| The exercise |
Copy every line from the records below that holds the word "commercial".

| Material provided |
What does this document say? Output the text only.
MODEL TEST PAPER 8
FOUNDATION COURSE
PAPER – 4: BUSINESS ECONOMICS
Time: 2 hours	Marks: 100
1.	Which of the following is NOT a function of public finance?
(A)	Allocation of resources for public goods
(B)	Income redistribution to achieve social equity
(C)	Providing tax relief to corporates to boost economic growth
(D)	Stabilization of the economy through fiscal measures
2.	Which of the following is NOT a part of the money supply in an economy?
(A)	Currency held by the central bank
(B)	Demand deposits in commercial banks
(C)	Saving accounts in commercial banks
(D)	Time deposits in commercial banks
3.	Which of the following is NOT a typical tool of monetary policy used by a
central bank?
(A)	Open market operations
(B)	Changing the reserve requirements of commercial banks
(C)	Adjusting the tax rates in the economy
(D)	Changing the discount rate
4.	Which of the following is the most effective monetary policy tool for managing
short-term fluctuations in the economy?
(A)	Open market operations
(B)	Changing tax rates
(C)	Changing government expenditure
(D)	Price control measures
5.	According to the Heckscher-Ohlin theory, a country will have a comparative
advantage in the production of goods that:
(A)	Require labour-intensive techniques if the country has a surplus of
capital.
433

---

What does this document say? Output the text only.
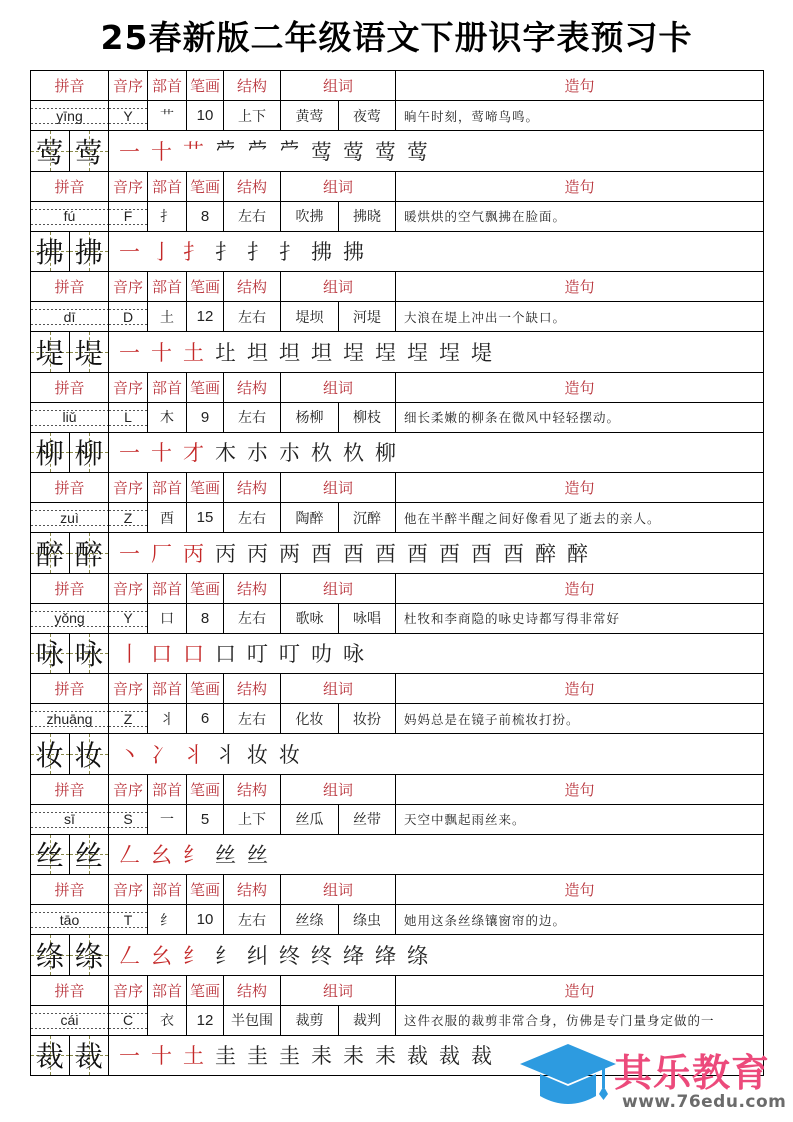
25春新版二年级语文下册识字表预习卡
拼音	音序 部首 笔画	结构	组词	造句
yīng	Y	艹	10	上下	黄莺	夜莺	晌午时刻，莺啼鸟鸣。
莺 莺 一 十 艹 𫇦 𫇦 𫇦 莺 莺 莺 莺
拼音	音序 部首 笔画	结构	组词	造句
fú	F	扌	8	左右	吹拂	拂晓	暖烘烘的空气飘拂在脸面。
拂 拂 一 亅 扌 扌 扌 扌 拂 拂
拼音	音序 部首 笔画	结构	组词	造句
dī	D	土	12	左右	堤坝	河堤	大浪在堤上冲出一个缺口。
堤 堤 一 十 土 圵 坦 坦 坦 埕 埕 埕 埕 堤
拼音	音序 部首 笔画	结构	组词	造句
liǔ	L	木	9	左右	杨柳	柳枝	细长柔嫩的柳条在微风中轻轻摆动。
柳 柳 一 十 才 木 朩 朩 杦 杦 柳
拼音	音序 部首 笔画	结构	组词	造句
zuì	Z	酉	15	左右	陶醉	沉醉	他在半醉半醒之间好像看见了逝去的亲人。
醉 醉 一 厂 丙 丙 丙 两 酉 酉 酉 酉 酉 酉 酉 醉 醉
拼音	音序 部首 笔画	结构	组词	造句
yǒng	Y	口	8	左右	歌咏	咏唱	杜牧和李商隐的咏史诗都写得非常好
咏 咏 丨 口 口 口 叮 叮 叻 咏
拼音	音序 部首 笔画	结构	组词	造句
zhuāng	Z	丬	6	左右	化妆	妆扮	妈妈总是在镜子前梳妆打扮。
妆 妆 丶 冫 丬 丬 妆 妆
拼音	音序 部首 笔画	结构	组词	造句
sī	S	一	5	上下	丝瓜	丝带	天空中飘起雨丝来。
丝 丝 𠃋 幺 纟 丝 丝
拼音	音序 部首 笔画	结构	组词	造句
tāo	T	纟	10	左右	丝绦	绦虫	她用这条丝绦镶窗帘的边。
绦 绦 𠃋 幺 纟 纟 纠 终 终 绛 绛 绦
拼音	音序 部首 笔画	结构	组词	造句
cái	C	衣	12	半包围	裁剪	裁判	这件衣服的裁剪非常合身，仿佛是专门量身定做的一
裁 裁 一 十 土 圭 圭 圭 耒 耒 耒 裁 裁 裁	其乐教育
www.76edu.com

| Finished task |
(B)	Demand deposits in commercial banks
(C)	Saving accounts in commercial banks
(D)	Time deposits in commercial banks
(B)	Changing the reserve requirements of commercial banks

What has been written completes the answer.